Stored data entries:
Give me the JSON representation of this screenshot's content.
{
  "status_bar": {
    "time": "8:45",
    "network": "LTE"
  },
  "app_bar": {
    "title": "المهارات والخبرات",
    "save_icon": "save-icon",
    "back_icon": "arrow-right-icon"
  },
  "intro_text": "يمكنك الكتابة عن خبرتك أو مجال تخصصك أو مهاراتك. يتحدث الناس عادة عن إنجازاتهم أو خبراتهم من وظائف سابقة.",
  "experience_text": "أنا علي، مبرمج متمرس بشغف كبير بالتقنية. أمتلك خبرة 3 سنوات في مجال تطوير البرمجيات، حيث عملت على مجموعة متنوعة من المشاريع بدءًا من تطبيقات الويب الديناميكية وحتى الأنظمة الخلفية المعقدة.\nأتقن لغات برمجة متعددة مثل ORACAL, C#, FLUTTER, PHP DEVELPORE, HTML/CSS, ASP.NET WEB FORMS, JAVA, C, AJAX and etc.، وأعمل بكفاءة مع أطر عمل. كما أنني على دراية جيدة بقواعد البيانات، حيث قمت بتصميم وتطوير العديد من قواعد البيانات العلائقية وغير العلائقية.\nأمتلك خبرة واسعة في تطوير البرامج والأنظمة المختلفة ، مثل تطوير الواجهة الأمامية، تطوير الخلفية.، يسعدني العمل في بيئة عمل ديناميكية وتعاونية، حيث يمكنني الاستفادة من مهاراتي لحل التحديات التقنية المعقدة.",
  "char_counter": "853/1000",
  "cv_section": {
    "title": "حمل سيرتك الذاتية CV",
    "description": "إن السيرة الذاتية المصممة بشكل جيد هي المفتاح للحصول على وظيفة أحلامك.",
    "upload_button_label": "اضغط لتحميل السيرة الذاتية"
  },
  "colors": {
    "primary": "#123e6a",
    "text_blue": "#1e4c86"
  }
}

■ Work instructions ■
Only the number is wanted: count the lines of the records that hold the word "مجال".

■ Output for this exercise ■
2